▸ **To do**:
In how many lines of the material below does the string "Iodine" appear? Answer with a single number.
--- Data provided ---
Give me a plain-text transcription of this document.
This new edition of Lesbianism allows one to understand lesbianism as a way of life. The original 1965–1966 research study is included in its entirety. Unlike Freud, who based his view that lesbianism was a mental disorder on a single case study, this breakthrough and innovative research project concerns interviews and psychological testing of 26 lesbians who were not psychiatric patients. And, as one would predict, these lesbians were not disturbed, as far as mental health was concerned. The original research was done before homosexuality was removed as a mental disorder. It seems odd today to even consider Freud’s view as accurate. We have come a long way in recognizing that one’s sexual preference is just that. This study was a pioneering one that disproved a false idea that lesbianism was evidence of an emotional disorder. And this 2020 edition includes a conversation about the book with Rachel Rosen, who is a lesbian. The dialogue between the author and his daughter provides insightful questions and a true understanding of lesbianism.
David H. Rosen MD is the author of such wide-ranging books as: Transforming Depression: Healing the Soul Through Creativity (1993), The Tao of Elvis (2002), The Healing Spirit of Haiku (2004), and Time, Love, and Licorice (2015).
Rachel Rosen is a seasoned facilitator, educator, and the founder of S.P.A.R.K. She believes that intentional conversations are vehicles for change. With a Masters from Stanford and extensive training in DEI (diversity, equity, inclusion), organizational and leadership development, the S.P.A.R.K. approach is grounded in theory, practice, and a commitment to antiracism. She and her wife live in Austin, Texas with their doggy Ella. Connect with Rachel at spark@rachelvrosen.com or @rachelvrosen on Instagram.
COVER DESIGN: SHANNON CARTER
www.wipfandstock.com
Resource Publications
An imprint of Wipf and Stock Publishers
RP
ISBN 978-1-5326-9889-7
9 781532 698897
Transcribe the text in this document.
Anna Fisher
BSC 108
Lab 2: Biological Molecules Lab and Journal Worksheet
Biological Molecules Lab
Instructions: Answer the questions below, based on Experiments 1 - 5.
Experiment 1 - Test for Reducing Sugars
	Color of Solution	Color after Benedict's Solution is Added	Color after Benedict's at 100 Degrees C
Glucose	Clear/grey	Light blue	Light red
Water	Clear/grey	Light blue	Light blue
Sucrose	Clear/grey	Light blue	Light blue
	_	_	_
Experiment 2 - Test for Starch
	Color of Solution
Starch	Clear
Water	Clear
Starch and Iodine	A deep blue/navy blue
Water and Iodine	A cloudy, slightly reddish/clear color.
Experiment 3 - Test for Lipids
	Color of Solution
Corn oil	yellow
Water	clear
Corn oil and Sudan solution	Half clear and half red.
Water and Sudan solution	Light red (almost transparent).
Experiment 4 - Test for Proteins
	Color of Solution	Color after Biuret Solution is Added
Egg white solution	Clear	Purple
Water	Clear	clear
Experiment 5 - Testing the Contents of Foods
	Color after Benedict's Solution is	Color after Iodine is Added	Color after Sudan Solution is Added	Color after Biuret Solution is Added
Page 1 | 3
---
▸ **Response**:
3